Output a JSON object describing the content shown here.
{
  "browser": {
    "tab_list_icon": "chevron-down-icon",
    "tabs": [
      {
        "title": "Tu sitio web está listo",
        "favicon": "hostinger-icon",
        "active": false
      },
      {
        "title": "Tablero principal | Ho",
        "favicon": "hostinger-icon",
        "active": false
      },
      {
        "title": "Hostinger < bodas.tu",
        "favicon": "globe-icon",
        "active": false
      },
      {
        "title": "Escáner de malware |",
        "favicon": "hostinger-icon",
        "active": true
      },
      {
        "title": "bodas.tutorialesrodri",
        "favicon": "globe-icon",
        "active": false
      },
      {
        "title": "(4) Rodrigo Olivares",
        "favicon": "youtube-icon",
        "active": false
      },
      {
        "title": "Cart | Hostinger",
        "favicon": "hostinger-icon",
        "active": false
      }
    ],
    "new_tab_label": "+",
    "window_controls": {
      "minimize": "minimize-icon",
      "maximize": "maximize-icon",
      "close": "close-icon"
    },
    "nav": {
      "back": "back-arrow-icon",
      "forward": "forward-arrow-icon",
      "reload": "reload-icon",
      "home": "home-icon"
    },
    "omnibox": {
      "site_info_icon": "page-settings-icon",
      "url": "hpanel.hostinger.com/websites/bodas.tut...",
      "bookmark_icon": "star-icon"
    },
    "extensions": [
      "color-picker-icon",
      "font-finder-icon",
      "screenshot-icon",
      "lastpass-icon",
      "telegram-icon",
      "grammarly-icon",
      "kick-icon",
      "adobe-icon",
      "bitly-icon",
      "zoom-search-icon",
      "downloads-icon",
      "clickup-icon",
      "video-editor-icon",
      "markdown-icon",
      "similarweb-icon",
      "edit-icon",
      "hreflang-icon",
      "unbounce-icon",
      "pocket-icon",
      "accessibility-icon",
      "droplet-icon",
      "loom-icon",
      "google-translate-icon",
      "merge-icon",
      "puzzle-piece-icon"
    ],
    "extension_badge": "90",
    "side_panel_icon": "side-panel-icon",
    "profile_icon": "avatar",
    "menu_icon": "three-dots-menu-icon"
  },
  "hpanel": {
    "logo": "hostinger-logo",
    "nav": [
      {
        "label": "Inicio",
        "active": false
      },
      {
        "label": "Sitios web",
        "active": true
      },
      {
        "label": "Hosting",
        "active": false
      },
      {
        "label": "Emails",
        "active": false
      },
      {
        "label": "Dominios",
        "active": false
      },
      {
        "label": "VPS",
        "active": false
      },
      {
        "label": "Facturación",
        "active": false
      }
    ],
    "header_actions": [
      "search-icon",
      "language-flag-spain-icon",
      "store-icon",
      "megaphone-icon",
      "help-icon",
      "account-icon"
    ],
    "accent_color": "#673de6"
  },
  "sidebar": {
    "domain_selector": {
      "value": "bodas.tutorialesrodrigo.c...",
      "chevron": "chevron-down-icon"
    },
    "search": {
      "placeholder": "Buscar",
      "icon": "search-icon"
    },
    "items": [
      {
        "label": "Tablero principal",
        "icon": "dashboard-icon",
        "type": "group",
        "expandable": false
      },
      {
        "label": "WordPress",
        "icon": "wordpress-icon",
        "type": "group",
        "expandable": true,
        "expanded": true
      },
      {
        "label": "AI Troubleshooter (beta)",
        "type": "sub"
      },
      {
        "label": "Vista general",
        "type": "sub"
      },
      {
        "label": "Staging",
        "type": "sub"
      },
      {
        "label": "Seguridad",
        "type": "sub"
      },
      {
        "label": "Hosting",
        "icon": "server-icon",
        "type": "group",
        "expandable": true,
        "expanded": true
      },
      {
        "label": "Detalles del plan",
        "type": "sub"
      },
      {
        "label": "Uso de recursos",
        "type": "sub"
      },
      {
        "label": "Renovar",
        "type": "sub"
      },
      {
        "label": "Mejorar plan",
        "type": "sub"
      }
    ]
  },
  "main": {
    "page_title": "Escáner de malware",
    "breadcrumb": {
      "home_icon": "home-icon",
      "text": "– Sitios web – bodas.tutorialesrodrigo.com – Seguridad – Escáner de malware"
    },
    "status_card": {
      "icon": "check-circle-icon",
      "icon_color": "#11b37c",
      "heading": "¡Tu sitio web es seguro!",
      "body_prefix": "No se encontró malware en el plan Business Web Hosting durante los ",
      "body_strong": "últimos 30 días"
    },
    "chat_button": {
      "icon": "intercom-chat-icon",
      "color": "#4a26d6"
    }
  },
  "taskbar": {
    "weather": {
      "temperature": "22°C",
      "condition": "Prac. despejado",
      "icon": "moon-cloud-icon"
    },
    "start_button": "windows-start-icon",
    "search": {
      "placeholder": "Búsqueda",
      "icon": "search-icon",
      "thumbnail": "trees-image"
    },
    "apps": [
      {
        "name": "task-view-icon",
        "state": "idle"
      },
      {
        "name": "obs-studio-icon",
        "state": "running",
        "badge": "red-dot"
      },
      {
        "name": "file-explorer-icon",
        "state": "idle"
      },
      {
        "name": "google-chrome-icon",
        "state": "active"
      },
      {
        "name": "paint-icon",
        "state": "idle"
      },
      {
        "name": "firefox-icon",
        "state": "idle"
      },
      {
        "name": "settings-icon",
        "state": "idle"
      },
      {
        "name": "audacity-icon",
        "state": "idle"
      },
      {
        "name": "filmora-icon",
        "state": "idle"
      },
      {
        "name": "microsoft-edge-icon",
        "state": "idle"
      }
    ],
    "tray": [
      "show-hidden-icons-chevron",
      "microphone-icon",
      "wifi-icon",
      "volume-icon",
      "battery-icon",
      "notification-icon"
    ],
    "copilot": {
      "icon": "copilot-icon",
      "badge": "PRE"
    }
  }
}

Problem details: Each record above must be given again exactly.

Complete output:
Output a JSON object describing the content shown here.
{
  "browser": {
    "tab_list_icon": "chevron-down-icon",
    "tabs": [
      {
        "title": "Tu sitio web está listo",
        "favicon": "hostinger-icon",
        "active": false
      },
      {
        "title": "Tablero principal | Ho",
        "favicon": "hostinger-icon",
        "active": false
      },
      {
        "title": "Hostinger < bodas.tu",
        "favicon": "globe-icon",
        "active": false
      },
      {
        "title": "Escáner de malware |",
        "favicon": "hostinger-icon",
        "active": true
      },
      {
        "title": "bodas.tutorialesrodri",
        "favicon": "globe-icon",
        "active": false
      },
      {
        "title": "(4) Rodrigo Olivares",
        "favicon": "youtube-icon",
        "active": false
      },
      {
        "title": "Cart | Hostinger",
        "favicon": "hostinger-icon",
        "active": false
      }
    ],
    "new_tab_label": "+",
    "window_controls": {
      "minimize": "minimize-icon",
      "maximize": "maximize-icon",
      "close": "close-icon"
    },
    "nav": {
      "back": "back-arrow-icon",
      "forward": "forward-arrow-icon",
      "reload": "reload-icon",
      "home": "home-icon"
    },
    "omnibox": {
      "site_info_icon": "page-settings-icon",
      "url": "hpanel.hostinger.com/websites/bodas.tut...",
      "bookmark_icon": "star-icon"
    },
    "extensions": [
      "color-picker-icon",
      "font-finder-icon",
      "screenshot-icon",
      "lastpass-icon",
      "telegram-icon",
      "grammarly-icon",
      "kick-icon",
      "adobe-icon",
      "bitly-icon",
      "zoom-search-icon",
      "downloads-icon",
      "clickup-icon",
      "video-editor-icon",
      "markdown-icon",
      "similarweb-icon",
      "edit-icon",
      "hreflang-icon",
      "unbounce-icon",
      "pocket-icon",
      "accessibility-icon",
      "droplet-icon",
      "loom-icon",
      "google-translate-icon",
      "merge-icon",
      "puzzle-piece-icon"
    ],
    "extension_badge": "90",
    "side_panel_icon": "side-panel-icon",
    "profile_icon": "avatar",
    "menu_icon": "three-dots-menu-icon"
  },
  "hpanel": {
    "logo": "hostinger-logo",
    "nav": [
      {
        "label": "Inicio",
        "active": false
      },
      {
        "label": "Sitios web",
        "active": true
      },
      {
        "label": "Hosting",
        "active": false
      },
      {
        "label": "Emails",
        "active": false
      },
      {
        "label": "Dominios",
        "active": false
      },
      {
        "label": "VPS",
        "active": false
      },
      {
        "label": "Facturación",
        "active": false
      }
    ],
    "header_actions": [
      "search-icon",
      "language-flag-spain-icon",
      "store-icon",
      "megaphone-icon",
      "help-icon",
      "account-icon"
    ],
    "accent_color": "#673de6"
  },
  "sidebar": {
    "domain_selector": {
      "value": "bodas.tutorialesrodrigo.c...",
      "chevron": "chevron-down-icon"
    },
    "search": {
      "placeholder": "Buscar",
      "icon": "search-icon"
    },
    "items": [
      {
        "label": "Tablero principal",
        "icon": "dashboard-icon",
        "type": "group",
        "expandable": false
      },
      {
        "label": "WordPress",
        "icon": "wordpress-icon",
        "type": "group",
        "expandable": true,
        "expanded": true
      },
      {
        "label": "AI Troubleshooter (beta)",
        "type": "sub"
      },
      {
        "label": "Vista general",
        "type": "sub"
      },
      {
        "label": "Staging",
        "type": "sub"
      },
      {
        "label": "Seguridad",
        "type": "sub"
      },
      {
        "label": "Hosting",
        "icon": "server-icon",
        "type": "group",
        "expandable": true,
        "expanded": true
      },
      {
        "label": "Detalles del plan",
        "type": "sub"
      },
      {
        "label": "Uso de recursos",
        "type": "sub"
      },
      {
        "label": "Renovar",
        "type": "sub"
      },
      {
        "label": "Mejorar plan",
        "type": "sub"
      }
    ]
  },
  "main": {
    "page_title": "Escáner de malware",
    "breadcrumb": {
      "home_icon": "home-icon",
      "text": "– Sitios web – bodas.tutorialesrodrigo.com – Seguridad – Escáner de malware"
    },
    "status_card": {
      "icon": "check-circle-icon",
      "icon_color": "#11b37c",
      "heading": "¡Tu sitio web es seguro!",
      "body_prefix": "No se encontró malware en el plan Business Web Hosting durante los ",
      "body_strong": "últimos 30 días"
    },
    "chat_button": {
      "icon": "intercom-chat-icon",
      "color": "#4a26d6"
    }
  },
  "taskbar": {
    "weather": {
      "temperature": "22°C",
      "condition": "Prac. despejado",
      "icon": "moon-cloud-icon"
    },
    "start_button": "windows-start-icon",
    "search": {
      "placeholder": "Búsqueda",
      "icon": "search-icon",
      "thumbnail": "trees-image"
    },
    "apps": [
      {
        "name": "task-view-icon",
        "state": "idle"
      },
      {
        "name": "obs-studio-icon",
        "state": "running",
        "badge": "red-dot"
      },
      {
        "name": "file-explorer-icon",
        "state": "idle"
      },
      {
        "name": "google-chrome-icon",
        "state": "active"
      },
      {
        "name": "paint-icon",
        "state": "idle"
      },
      {
        "name": "firefox-icon",
        "state": "idle"
      },
      {
        "name": "settings-icon",
        "state": "idle"
      },
      {
        "name": "audacity-icon",
        "state": "idle"
      },
      {
        "name": "filmora-icon",
        "state": "idle"
      },
      {
        "name": "microsoft-edge-icon",
        "state": "idle"
      }
    ],
    "tray": [
      "show-hidden-icons-chevron",
      "microphone-icon",
      "wifi-icon",
      "volume-icon",
      "battery-icon",
      "notification-icon"
    ],
    "copilot": {
      "icon": "copilot-icon",
      "badge": "PRE"
    }
  }
}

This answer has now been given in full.